**Problem to solve**
Rewrite the entries from the first one through the line containing "hull-energy-tick-label: 0.15: [836, 392, 867, 409]", substituting "List" for "Identify" and leaving everything else as it is.

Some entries
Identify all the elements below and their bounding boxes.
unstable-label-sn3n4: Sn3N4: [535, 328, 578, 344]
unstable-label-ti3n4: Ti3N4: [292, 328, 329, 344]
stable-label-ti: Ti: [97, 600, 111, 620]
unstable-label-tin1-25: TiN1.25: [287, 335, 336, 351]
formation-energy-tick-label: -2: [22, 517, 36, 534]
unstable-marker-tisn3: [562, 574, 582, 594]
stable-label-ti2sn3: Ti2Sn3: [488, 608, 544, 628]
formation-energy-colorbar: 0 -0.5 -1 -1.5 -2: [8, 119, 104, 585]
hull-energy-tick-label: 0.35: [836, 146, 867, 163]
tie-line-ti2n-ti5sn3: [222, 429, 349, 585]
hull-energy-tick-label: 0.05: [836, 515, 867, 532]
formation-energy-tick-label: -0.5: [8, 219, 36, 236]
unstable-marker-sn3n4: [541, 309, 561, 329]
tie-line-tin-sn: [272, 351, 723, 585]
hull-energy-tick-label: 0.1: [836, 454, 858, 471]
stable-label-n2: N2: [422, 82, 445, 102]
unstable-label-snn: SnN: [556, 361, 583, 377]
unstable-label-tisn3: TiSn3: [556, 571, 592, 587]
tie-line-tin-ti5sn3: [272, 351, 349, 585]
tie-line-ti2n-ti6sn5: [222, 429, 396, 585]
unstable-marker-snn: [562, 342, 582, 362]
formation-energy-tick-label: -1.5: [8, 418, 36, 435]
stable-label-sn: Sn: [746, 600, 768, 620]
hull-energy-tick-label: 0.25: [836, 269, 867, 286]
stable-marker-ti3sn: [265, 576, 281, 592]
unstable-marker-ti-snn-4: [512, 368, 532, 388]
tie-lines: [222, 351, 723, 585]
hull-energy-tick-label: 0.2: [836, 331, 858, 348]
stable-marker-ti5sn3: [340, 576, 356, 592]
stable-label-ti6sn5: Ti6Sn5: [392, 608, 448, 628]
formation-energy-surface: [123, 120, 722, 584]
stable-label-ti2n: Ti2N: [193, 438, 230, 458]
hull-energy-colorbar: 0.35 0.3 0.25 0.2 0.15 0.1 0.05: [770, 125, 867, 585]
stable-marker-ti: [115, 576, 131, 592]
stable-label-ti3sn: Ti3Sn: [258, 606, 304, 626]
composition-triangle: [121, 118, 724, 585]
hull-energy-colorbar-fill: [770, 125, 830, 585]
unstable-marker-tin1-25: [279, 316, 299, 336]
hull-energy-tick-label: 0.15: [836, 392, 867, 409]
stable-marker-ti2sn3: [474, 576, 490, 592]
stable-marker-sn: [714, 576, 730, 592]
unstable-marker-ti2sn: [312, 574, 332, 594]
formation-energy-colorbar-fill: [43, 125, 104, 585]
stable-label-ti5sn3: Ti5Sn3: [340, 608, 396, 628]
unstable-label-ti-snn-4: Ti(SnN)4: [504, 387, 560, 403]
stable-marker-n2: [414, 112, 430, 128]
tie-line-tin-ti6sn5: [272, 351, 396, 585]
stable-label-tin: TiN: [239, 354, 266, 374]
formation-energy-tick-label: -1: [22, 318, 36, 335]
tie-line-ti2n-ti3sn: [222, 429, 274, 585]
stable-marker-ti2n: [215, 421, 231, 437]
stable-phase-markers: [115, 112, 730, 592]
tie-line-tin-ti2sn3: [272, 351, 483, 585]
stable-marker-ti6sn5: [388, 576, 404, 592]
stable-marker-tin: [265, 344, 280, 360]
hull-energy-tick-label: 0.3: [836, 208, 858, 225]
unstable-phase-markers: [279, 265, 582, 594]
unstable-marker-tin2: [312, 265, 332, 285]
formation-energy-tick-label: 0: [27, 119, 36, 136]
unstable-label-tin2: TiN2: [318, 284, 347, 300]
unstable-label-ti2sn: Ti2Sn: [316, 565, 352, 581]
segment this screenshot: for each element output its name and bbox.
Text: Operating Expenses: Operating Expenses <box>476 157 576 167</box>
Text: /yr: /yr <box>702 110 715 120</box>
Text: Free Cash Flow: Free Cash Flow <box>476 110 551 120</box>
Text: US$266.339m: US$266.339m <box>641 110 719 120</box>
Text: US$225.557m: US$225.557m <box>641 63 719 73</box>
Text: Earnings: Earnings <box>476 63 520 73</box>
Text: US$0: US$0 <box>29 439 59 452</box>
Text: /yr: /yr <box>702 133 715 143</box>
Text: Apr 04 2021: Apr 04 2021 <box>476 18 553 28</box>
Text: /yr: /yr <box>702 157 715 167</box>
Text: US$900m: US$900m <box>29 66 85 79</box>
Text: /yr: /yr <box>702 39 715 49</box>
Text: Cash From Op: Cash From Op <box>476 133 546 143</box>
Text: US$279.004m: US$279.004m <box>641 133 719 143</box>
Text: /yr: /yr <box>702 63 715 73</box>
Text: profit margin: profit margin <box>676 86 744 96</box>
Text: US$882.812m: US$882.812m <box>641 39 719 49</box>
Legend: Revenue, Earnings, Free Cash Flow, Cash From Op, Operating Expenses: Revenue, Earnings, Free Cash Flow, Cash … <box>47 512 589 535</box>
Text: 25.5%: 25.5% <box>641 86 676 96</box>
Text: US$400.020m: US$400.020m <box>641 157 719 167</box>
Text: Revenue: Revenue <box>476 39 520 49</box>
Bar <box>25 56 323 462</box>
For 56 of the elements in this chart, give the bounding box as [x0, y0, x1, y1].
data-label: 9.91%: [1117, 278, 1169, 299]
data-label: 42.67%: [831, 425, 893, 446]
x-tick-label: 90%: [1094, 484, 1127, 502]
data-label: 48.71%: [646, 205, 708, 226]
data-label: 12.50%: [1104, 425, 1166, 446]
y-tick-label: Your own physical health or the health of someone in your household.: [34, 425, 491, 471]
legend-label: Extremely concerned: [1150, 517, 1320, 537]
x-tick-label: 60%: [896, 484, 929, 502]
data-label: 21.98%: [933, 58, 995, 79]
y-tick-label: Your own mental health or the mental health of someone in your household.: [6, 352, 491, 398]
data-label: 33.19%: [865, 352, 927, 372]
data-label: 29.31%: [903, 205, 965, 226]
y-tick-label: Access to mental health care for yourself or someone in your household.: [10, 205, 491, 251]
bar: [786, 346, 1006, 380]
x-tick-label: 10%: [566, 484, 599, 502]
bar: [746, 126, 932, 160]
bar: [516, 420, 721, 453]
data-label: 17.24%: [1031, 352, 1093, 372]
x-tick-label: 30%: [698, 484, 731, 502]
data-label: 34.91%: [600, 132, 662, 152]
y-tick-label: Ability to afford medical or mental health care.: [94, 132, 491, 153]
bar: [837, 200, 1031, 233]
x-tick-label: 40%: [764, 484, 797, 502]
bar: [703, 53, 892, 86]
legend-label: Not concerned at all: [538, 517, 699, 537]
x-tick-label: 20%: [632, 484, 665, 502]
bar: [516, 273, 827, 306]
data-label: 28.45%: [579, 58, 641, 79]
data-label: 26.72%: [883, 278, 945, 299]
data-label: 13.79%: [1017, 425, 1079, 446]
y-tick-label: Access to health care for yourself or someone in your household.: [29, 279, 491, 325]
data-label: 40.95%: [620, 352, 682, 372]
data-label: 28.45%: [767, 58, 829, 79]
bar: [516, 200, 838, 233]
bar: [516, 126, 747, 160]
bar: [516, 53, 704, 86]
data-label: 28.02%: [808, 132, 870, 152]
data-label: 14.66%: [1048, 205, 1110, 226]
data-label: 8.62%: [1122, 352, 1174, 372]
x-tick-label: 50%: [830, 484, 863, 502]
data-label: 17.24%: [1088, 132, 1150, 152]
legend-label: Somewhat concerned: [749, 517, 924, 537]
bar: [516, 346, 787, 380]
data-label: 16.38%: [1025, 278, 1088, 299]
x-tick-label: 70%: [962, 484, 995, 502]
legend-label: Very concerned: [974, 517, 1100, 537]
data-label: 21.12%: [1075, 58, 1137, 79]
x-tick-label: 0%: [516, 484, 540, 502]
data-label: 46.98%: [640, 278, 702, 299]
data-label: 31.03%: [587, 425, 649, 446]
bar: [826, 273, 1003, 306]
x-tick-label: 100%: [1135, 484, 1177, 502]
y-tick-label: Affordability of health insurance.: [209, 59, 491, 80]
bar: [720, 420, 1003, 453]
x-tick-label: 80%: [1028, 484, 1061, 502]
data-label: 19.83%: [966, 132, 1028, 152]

**Written answer**
List all the elements below and their bounding boxes.
unstable-label-sn3n4: Sn3N4: [535, 328, 578, 344]
unstable-label-ti3n4: Ti3N4: [292, 328, 329, 344]
stable-label-ti: Ti: [97, 600, 111, 620]
unstable-label-tin1-25: TiN1.25: [287, 335, 336, 351]
formation-energy-tick-label: -2: [22, 517, 36, 534]
unstable-marker-tisn3: [562, 574, 582, 594]
stable-label-ti2sn3: Ti2Sn3: [488, 608, 544, 628]
formation-energy-colorbar: 0 -0.5 -1 -1.5 -2: [8, 119, 104, 585]
hull-energy-tick-label: 0.35: [836, 146, 867, 163]
tie-line-ti2n-ti5sn3: [222, 429, 349, 585]
hull-energy-tick-label: 0.05: [836, 515, 867, 532]
formation-energy-tick-label: -0.5: [8, 219, 36, 236]
unstable-marker-sn3n4: [541, 309, 561, 329]
tie-line-tin-sn: [272, 351, 723, 585]
hull-energy-tick-label: 0.1: [836, 454, 858, 471]
stable-label-n2: N2: [422, 82, 445, 102]
unstable-label-snn: SnN: [556, 361, 583, 377]
unstable-label-tisn3: TiSn3: [556, 571, 592, 587]
tie-line-tin-ti5sn3: [272, 351, 349, 585]
tie-line-ti2n-ti6sn5: [222, 429, 396, 585]
unstable-marker-snn: [562, 342, 582, 362]
formation-energy-tick-label: -1.5: [8, 418, 36, 435]
stable-label-sn: Sn: [746, 600, 768, 620]
hull-energy-tick-label: 0.25: [836, 269, 867, 286]
stable-marker-ti3sn: [265, 576, 281, 592]
unstable-marker-ti-snn-4: [512, 368, 532, 388]
tie-lines: [222, 351, 723, 585]
hull-energy-tick-label: 0.2: [836, 331, 858, 348]
stable-marker-ti5sn3: [340, 576, 356, 592]
stable-label-ti6sn5: Ti6Sn5: [392, 608, 448, 628]
formation-energy-surface: [123, 120, 722, 584]
stable-label-ti2n: Ti2N: [193, 438, 230, 458]
hull-energy-colorbar: 0.35 0.3 0.25 0.2 0.15 0.1 0.05: [770, 125, 867, 585]
stable-marker-ti: [115, 576, 131, 592]
stable-label-ti3sn: Ti3Sn: [258, 606, 304, 626]
composition-triangle: [121, 118, 724, 585]
hull-energy-colorbar-fill: [770, 125, 830, 585]
unstable-marker-tin1-25: [279, 316, 299, 336]
hull-energy-tick-label: 0.15: [836, 392, 867, 409]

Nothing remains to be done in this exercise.